REQUIRED TASK
Every record below should be printed exactly as given.
— start of EXTRACTED DATA —
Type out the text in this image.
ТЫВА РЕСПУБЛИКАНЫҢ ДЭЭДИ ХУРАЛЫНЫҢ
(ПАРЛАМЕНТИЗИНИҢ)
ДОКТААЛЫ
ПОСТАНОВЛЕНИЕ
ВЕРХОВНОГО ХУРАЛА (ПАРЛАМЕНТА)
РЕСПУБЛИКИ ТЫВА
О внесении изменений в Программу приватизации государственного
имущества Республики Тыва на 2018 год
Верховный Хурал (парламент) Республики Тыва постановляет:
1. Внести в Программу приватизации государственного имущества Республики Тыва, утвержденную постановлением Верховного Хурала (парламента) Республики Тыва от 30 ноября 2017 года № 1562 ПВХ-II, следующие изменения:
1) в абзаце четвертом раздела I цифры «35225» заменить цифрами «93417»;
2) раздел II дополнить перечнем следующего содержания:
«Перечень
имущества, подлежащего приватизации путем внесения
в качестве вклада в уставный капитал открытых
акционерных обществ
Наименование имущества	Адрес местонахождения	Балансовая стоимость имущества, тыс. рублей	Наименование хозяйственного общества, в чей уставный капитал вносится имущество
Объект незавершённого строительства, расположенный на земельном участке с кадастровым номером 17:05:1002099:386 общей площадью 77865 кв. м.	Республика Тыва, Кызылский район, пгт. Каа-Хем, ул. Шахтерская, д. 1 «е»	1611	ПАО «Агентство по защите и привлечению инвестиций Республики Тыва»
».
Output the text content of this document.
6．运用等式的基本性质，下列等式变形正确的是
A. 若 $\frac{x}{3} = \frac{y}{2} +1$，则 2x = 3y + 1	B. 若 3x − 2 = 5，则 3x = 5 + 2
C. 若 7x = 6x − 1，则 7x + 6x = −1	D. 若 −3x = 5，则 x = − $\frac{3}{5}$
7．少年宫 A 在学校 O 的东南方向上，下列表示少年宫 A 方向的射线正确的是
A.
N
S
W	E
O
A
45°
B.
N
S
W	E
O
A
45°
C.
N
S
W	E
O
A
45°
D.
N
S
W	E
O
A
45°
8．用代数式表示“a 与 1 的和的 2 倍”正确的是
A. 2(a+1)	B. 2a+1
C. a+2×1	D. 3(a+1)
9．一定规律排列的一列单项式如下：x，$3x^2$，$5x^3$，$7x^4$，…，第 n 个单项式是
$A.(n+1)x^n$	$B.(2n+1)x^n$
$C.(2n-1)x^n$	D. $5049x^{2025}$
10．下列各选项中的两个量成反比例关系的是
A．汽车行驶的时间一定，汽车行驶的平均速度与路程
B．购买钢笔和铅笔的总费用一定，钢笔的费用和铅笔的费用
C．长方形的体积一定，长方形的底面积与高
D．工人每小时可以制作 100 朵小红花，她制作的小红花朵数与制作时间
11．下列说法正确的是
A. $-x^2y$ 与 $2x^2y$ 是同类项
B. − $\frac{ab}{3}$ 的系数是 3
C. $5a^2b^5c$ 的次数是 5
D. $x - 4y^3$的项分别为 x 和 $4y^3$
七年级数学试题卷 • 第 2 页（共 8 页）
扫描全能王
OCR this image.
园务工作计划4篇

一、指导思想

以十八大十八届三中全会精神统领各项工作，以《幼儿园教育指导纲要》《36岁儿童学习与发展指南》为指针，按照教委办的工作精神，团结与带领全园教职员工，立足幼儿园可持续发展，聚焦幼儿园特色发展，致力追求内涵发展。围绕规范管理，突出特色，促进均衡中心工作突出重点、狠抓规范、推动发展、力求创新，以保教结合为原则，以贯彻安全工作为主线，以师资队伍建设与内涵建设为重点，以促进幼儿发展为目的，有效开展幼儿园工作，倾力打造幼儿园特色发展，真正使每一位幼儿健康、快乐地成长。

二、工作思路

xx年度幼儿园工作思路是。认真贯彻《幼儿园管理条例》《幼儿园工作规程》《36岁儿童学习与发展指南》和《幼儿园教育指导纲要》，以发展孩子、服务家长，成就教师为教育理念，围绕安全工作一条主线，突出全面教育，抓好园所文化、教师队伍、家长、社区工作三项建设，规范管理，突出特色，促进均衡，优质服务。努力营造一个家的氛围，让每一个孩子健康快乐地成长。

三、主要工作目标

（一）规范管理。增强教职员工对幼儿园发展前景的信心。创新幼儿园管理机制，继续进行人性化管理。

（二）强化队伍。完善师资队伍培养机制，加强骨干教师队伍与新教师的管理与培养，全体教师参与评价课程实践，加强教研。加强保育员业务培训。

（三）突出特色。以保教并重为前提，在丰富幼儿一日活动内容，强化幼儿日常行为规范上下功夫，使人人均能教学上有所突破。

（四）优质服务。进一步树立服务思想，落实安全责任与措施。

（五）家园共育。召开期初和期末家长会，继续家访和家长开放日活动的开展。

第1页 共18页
— end of EXTRACTED DATA —
RIGHT ANSWER
Type out the text in this image.
ТЫВА РЕСПУБЛИКАНЫҢ ДЭЭДИ ХУРАЛЫНЫҢ
(ПАРЛАМЕНТИЗИНИҢ)
ДОКТААЛЫ
ПОСТАНОВЛЕНИЕ
ВЕРХОВНОГО ХУРАЛА (ПАРЛАМЕНТА)
РЕСПУБЛИКИ ТЫВА
О внесении изменений в Программу приватизации государственного
имущества Республики Тыва на 2018 год
Верховный Хурал (парламент) Республики Тыва постановляет:
1. Внести в Программу приватизации государственного имущества Республики Тыва, утвержденную постановлением Верховного Хурала (парламента) Республики Тыва от 30 ноября 2017 года № 1562 ПВХ-II, следующие изменения:
1) в абзаце четвертом раздела I цифры «35225» заменить цифрами «93417»;
2) раздел II дополнить перечнем следующего содержания:
«Перечень
имущества, подлежащего приватизации путем внесения
в качестве вклада в уставный капитал открытых
акционерных обществ
Наименование имущества	Адрес местонахождения	Балансовая стоимость имущества, тыс. рублей	Наименование хозяйственного общества, в чей уставный капитал вносится имущество
Объект незавершённого строительства, расположенный на земельном участке с кадастровым номером 17:05:1002099:386 общей площадью 77865 кв. м.	Республика Тыва, Кызылский район, пгт. Каа-Хем, ул. Шахтерская, д. 1 «е»	1611	ПАО «Агентство по защите и привлечению инвестиций Республики Тыва»
».
Output the text content of this document.
6．运用等式的基本性质，下列等式变形正确的是
A. 若 $\frac{x}{3} = \frac{y}{2} +1$，则 2x = 3y + 1	B. 若 3x − 2 = 5，则 3x = 5 + 2
C. 若 7x = 6x − 1，则 7x + 6x = −1	D. 若 −3x = 5，则 x = − $\frac{3}{5}$
7．少年宫 A 在学校 O 的东南方向上，下列表示少年宫 A 方向的射线正确的是
A.
N
S
W	E
O
A
45°
B.
N
S
W	E
O
A
45°
C.
N
S
W	E
O
A
45°
D.
N
S
W	E
O
A
45°
8．用代数式表示“a 与 1 的和的 2 倍”正确的是
A. 2(a+1)	B. 2a+1
C. a+2×1	D. 3(a+1)
9．一定规律排列的一列单项式如下：x，$3x^2$，$5x^3$，$7x^4$，…，第 n 个单项式是
$A.(n+1)x^n$	$B.(2n+1)x^n$
$C.(2n-1)x^n$	D. $5049x^{2025}$
10．下列各选项中的两个量成反比例关系的是
A．汽车行驶的时间一定，汽车行驶的平均速度与路程
B．购买钢笔和铅笔的总费用一定，钢笔的费用和铅笔的费用
C．长方形的体积一定，长方形的底面积与高
D．工人每小时可以制作 100 朵小红花，她制作的小红花朵数与制作时间
11．下列说法正确的是
A. $-x^2y$ 与 $2x^2y$ 是同类项
B. − $\frac{ab}{3}$ 的系数是 3
C. $5a^2b^5c$ 的次数是 5
D. $x - 4y^3$的项分别为 x 和 $4y^3$
七年级数学试题卷 • 第 2 页（共 8 页）
扫描全能王
OCR this image.
园务工作计划4篇

一、指导思想

以十八大十八届三中全会精神统领各项工作，以《幼儿园教育指导纲要》《36岁儿童学习与发展指南》为指针，按照教委办的工作精神，团结与带领全园教职员工，立足幼儿园可持续发展，聚焦幼儿园特色发展，致力追求内涵发展。围绕规范管理，突出特色，促进均衡中心工作突出重点、狠抓规范、推动发展、力求创新，以保教结合为原则，以贯彻安全工作为主线，以师资队伍建设与内涵建设为重点，以促进幼儿发展为目的，有效开展幼儿园工作，倾力打造幼儿园特色发展，真正使每一位幼儿健康、快乐地成长。

二、工作思路

xx年度幼儿园工作思路是。认真贯彻《幼儿园管理条例》《幼儿园工作规程》《36岁儿童学习与发展指南》和《幼儿园教育指导纲要》，以发展孩子、服务家长，成就教师为教育理念，围绕安全工作一条主线，突出全面教育，抓好园所文化、教师队伍、家长、社区工作三项建设，规范管理，突出特色，促进均衡，优质服务。努力营造一个家的氛围，让每一个孩子健康快乐地成长。

三、主要工作目标

（一）规范管理。增强教职员工对幼儿园发展前景的信心。创新幼儿园管理机制，继续进行人性化管理。

（二）强化队伍。完善师资队伍培养机制，加强骨干教师队伍与新教师的管理与培养，全体教师参与评价课程实践，加强教研。加强保育员业务培训。

（三）突出特色。以保教并重为前提，在丰富幼儿一日活动内容，强化幼儿日常行为规范上下功夫，使人人均能教学上有所突破。

（四）优质服务。进一步树立服务思想，落实安全责任与措施。

（五）家园共育。召开期初和期末家长会，继续家访和家长开放日活动的开展。

第1页 共18页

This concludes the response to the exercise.